Task ::
Leave the pictures out and transcribe every record exactly.
====== Data records ======
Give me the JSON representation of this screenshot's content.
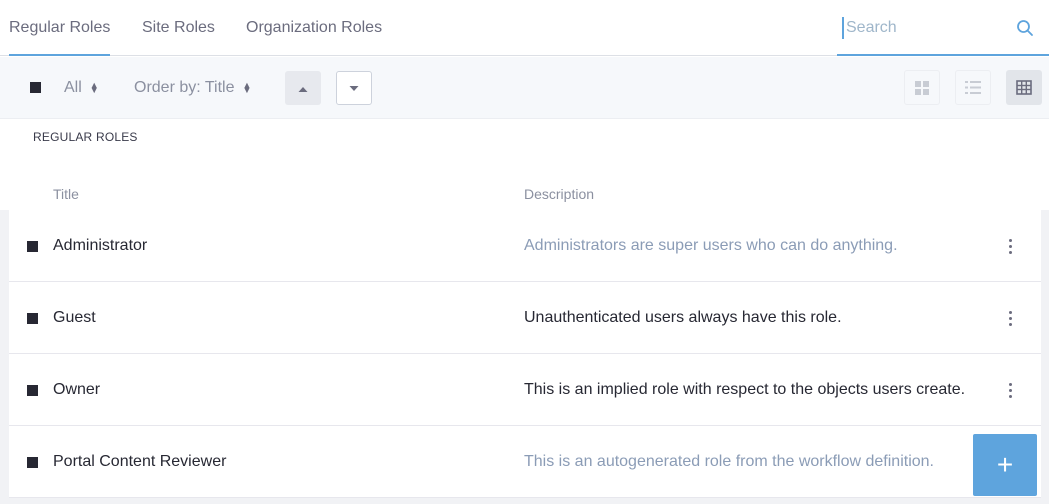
{
  "nav": {
    "tabs": [
      {
        "label": "Regular Roles",
        "active": true
      },
      {
        "label": "Site Roles",
        "active": false
      },
      {
        "label": "Organization Roles",
        "active": false
      }
    ],
    "search_placeholder": "Search",
    "search_icon": "search-icon"
  },
  "toolbar": {
    "filter_label": "All",
    "order_label": "Order by: Title",
    "sort_asc_icon": "caret-up-icon",
    "sort_desc_icon": "caret-down-icon",
    "views": [
      {
        "icon": "cards-view-icon",
        "active": false
      },
      {
        "icon": "list-view-icon",
        "active": false
      },
      {
        "icon": "table-view-icon",
        "active": true
      }
    ]
  },
  "section_label": "REGULAR ROLES",
  "table": {
    "columns": [
      "Title",
      "Description"
    ],
    "rows": [
      {
        "title": "Administrator",
        "description": "Administrators are super users who can do anything.",
        "muted": true
      },
      {
        "title": "Guest",
        "description": "Unauthenticated users always have this role.",
        "muted": false
      },
      {
        "title": "Owner",
        "description": "This is an implied role with respect to the objects users create.",
        "muted": false
      },
      {
        "title": "Portal Content Reviewer",
        "description": "This is an autogenerated role from the workflow definition.",
        "muted": true
      }
    ]
  },
  "fab_label": "+",
  "colors": {
    "accent": "#5ea4dd",
    "text": "#272833",
    "muted_text": "#8b9cb6"
  }
}
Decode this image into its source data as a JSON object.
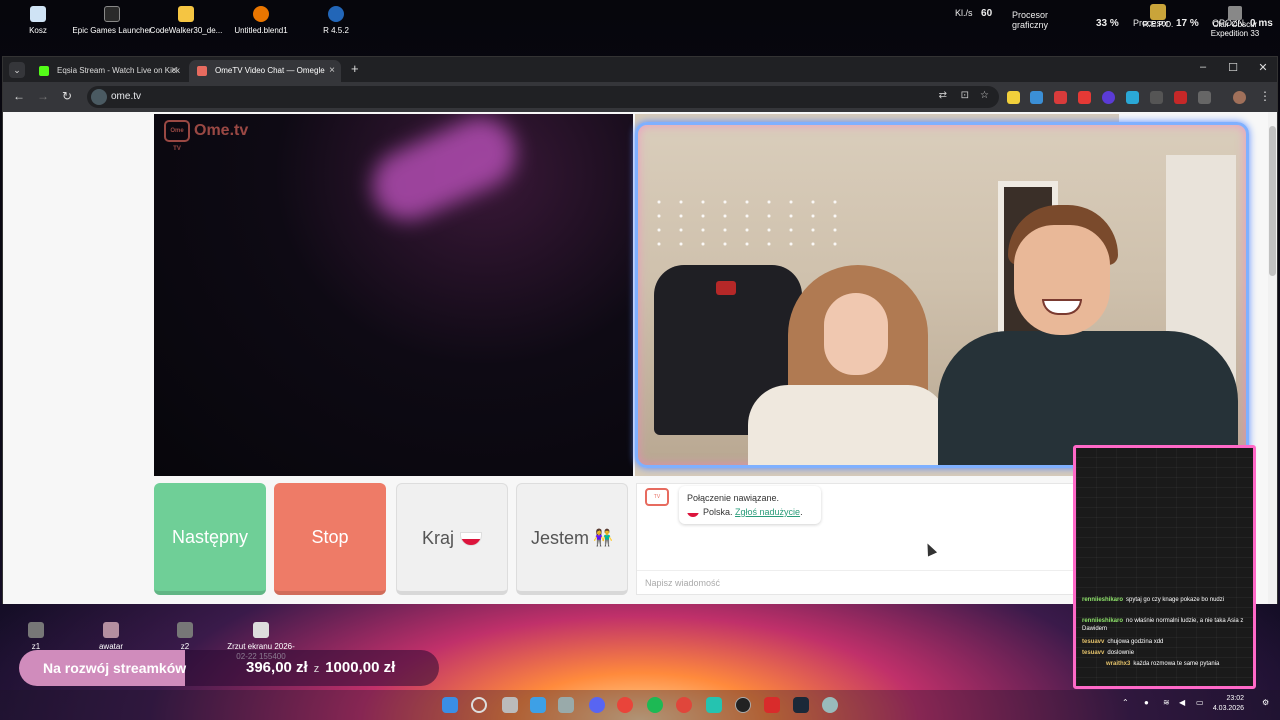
{
  "desktop": {
    "icons": [
      {
        "label": "Kosz",
        "icon": "recycle-bin-icon"
      },
      {
        "label": "Epic Games Launcher",
        "icon": "epic-games-icon"
      },
      {
        "label": "CodeWalker30_de...",
        "icon": "folder-icon"
      },
      {
        "label": "Untitled.blend1",
        "icon": "blender-icon"
      },
      {
        "label": "R 4.5.2",
        "icon": "r-icon"
      }
    ],
    "bottom_icons": [
      {
        "label": "z1",
        "icon": "file-icon"
      },
      {
        "label": "awatar",
        "icon": "image-icon"
      },
      {
        "label": "z2",
        "icon": "file-icon"
      },
      {
        "label": "Zrzut ekranu 2026-02-22 155400",
        "icon": "screenshot-icon"
      }
    ]
  },
  "perf": {
    "fps_label": "Kl./s",
    "fps_value": "60",
    "gpu_label": "Procesor graficzny",
    "gpu_value": "33 %",
    "cpu_label": "Procesor",
    "cpu_value": "17 %",
    "latency_label": "OPÓŹN.",
    "latency_value": "0 ms",
    "game1": "R.E.P.O.",
    "game2": "Clair Obscur Expedition 33"
  },
  "browser": {
    "tabs": [
      {
        "title": "Eqsia Stream - Watch Live on Kick",
        "favicon_color": "#53fc18",
        "active": false
      },
      {
        "title": "OmeTV Video Chat — Omegle",
        "favicon_color": "#e76b5f",
        "active": true
      }
    ],
    "url": "ome.tv"
  },
  "ometv": {
    "logo_text": "Ome.tv",
    "logo_badge": "Ome TV",
    "buttons": {
      "next": "Następny",
      "stop": "Stop",
      "country": "Kraj",
      "gender": "Jestem"
    },
    "chat": {
      "connected": "Połączenie nawiązane.",
      "country": "Polska.",
      "report": "Zgłoś nadużycie",
      "report_suffix": ".",
      "input_placeholder": "Napisz wiadomość"
    }
  },
  "stream_chat": [
    {
      "nick": "renniieshikaro",
      "color": "#8ee36a",
      "text": "spytaj go czy knage pokaze bo nudzi"
    },
    {
      "nick": "renniieshikaro",
      "color": "#8ee36a",
      "text": "no właśnie normalni ludzie, a nie taka Asia z Dawidem"
    },
    {
      "nick": "tesuavv",
      "color": "#e3c16a",
      "text": "chujowa godzina xdd"
    },
    {
      "nick": "tesuavv",
      "color": "#e3c16a",
      "text": "doslownie"
    },
    {
      "nick": "wraithx3",
      "color": "#e3c16a",
      "text": "każda rozmowa te same pytania"
    }
  ],
  "donation": {
    "label": "Na rozwój streamków",
    "current": "396,00 zł",
    "separator": "z",
    "goal": "1000,00 zł",
    "progress_fraction": 0.396
  },
  "clock": {
    "time": "23:02",
    "date": "4.03.2026"
  }
}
======
Response below ::
Give me the JSON representation of this screenshot's content.
{
  "nav": {
    "tabs": [
      {
        "label": "Regular Roles",
        "active": true
      },
      {
        "label": "Site Roles",
        "active": false
      },
      {
        "label": "Organization Roles",
        "active": false
      }
    ],
    "search_placeholder": "Search",
    "search_icon": "search-icon"
  },
  "toolbar": {
    "filter_label": "All",
    "order_label": "Order by: Title",
    "sort_asc_icon": "caret-up-icon",
    "sort_desc_icon": "caret-down-icon",
    "views": [
      {
        "icon": "cards-view-icon",
        "active": false
      },
      {
        "icon": "list-view-icon",
        "active": false
      },
      {
        "icon": "table-view-icon",
        "active": true
      }
    ]
  },
  "section_label": "REGULAR ROLES",
  "table": {
    "columns": [
      "Title",
      "Description"
    ],
    "rows": [
      {
        "title": "Administrator",
        "description": "Administrators are super users who can do anything.",
        "muted": true
      },
      {
        "title": "Guest",
        "description": "Unauthenticated users always have this role.",
        "muted": false
      },
      {
        "title": "Owner",
        "description": "This is an implied role with respect to the objects users create.",
        "muted": false
      },
      {
        "title": "Portal Content Reviewer",
        "description": "This is an autogenerated role from the workflow definition.",
        "muted": true
      }
    ]
  },
  "fab_label": "+",
  "colors": {
    "accent": "#5ea4dd",
    "text": "#272833",
    "muted_text": "#8b9cb6"
  }
}
Decode this image into its source data as a JSON object.
{
  "desktop": {
    "icons": [
      {
        "label": "Kosz",
        "icon": "recycle-bin-icon"
      },
      {
        "label": "Epic Games Launcher",
        "icon": "epic-games-icon"
      },
      {
        "label": "CodeWalker30_de...",
        "icon": "folder-icon"
      },
      {
        "label": "Untitled.blend1",
        "icon": "blender-icon"
      },
      {
        "label": "R 4.5.2",
        "icon": "r-icon"
      }
    ],
    "bottom_icons": [
      {
        "label": "z1",
        "icon": "file-icon"
      },
      {
        "label": "awatar",
        "icon": "image-icon"
      },
      {
        "label": "z2",
        "icon": "file-icon"
      },
      {
        "label": "Zrzut ekranu 2026-02-22 155400",
        "icon": "screenshot-icon"
      }
    ]
  },
  "perf": {
    "fps_label": "Kl./s",
    "fps_value": "60",
    "gpu_label": "Procesor graficzny",
    "gpu_value": "33 %",
    "cpu_label": "Procesor",
    "cpu_value": "17 %",
    "latency_label": "OPÓŹN.",
    "latency_value": "0 ms",
    "game1": "R.E.P.O.",
    "game2": "Clair Obscur Expedition 33"
  },
  "browser": {
    "tabs": [
      {
        "title": "Eqsia Stream - Watch Live on Kick",
        "favicon_color": "#53fc18",
        "active": false
      },
      {
        "title": "OmeTV Video Chat — Omegle",
        "favicon_color": "#e76b5f",
        "active": true
      }
    ],
    "url": "ome.tv"
  },
  "ometv": {
    "logo_text": "Ome.tv",
    "logo_badge": "Ome TV",
    "buttons": {
      "next": "Następny",
      "stop": "Stop",
      "country": "Kraj",
      "gender": "Jestem"
    },
    "chat": {
      "connected": "Połączenie nawiązane.",
      "country": "Polska.",
      "report": "Zgłoś nadużycie",
      "report_suffix": ".",
      "input_placeholder": "Napisz wiadomość"
    }
  },
  "stream_chat": [
    {
      "nick": "renniieshikaro",
      "color": "#8ee36a",
      "text": "spytaj go czy knage pokaze bo nudzi"
    },
    {
      "nick": "renniieshikaro",
      "color": "#8ee36a",
      "text": "no właśnie normalni ludzie, a nie taka Asia z Dawidem"
    },
    {
      "nick": "tesuavv",
      "color": "#e3c16a",
      "text": "chujowa godzina xdd"
    },
    {
      "nick": "tesuavv",
      "color": "#e3c16a",
      "text": "doslownie"
    },
    {
      "nick": "wraithx3",
      "color": "#e3c16a",
      "text": "każda rozmowa te same pytania"
    }
  ],
  "donation": {
    "label": "Na rozwój streamków",
    "current": "396,00 zł",
    "separator": "z",
    "goal": "1000,00 zł",
    "progress_fraction": 0.396
  },
  "clock": {
    "time": "23:02",
    "date": "4.03.2026"
  }
}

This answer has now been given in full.